→ Instruction
Every line that includes the word "name" is to be listed.

→ Exercise inputs

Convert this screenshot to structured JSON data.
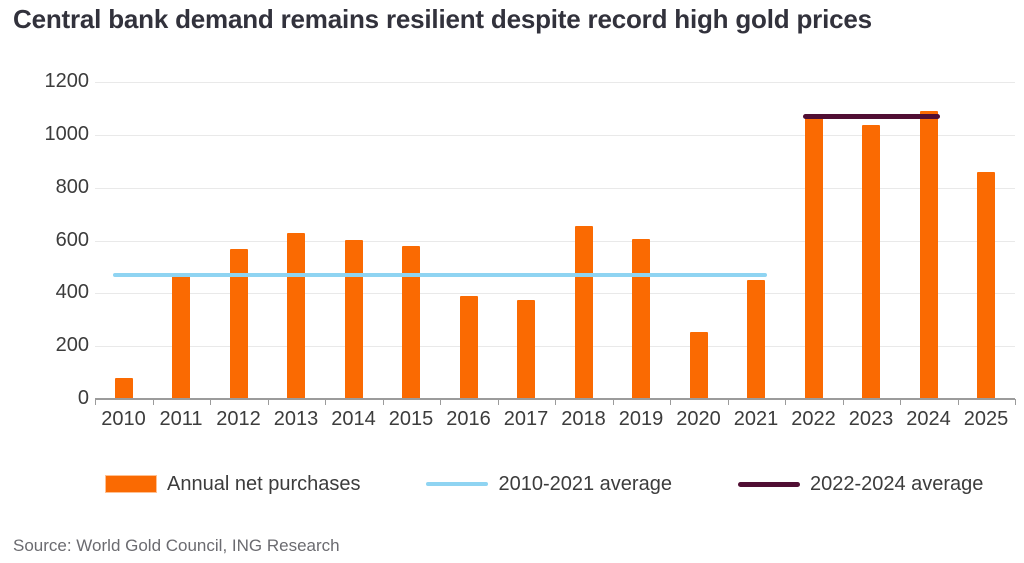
{
  "title": "Central bank demand remains resilient despite record high gold prices",
  "source": "Source: World Gold Council, ING Research",
  "colors": {
    "bar": "#fa6a02",
    "bar_edge": "#ffc091",
    "avg1": "#8fd4f2",
    "avg2": "#500e33",
    "title_text": "#32323c",
    "axis_text": "#3c3c3c",
    "gridline": "#e9e9e9",
    "axis_line": "#9b9b9b",
    "source_text": "#6b6b70"
  },
  "legend": {
    "items": [
      {
        "swatch": "bar",
        "color_key": "bar",
        "label": "Annual net purchases"
      },
      {
        "swatch": "line",
        "color_key": "avg1",
        "label": "2010-2021 average"
      },
      {
        "swatch": "line-thick",
        "color_key": "avg2",
        "label": "2022-2024 average"
      }
    ]
  },
  "chart_data": {
    "type": "bar",
    "title": "Central bank demand remains resilient despite record high gold prices",
    "categories": [
      "2010",
      "2011",
      "2012",
      "2013",
      "2014",
      "2015",
      "2016",
      "2017",
      "2018",
      "2019",
      "2020",
      "2021",
      "2022",
      "2023",
      "2024",
      "2025"
    ],
    "series": [
      {
        "name": "Annual net purchases",
        "values": [
          79,
          465,
          569,
          629,
          601,
          580,
          390,
          375,
          656,
          605,
          255,
          450,
          1080,
          1037,
          1090,
          860
        ]
      }
    ],
    "avg_lines": [
      {
        "name": "2010-2021 average",
        "value": 470,
        "from": "2010",
        "to": "2021",
        "color_key": "avg1",
        "thickness": 4
      },
      {
        "name": "2022-2024 average",
        "value": 1069,
        "from": "2022",
        "to": "2024",
        "color_key": "avg2",
        "thickness": 5
      }
    ],
    "xlabel": "",
    "ylabel": "",
    "ylim": [
      0,
      1200
    ],
    "yticks": [
      0,
      200,
      400,
      600,
      800,
      1000,
      1200
    ],
    "grid": "horizontal",
    "legend_position": "bottom"
  }
}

→ Exercise output
        "name": "Annual net purchases",
        "name": "2010-2021 average",
        "name": "2022-2024 average",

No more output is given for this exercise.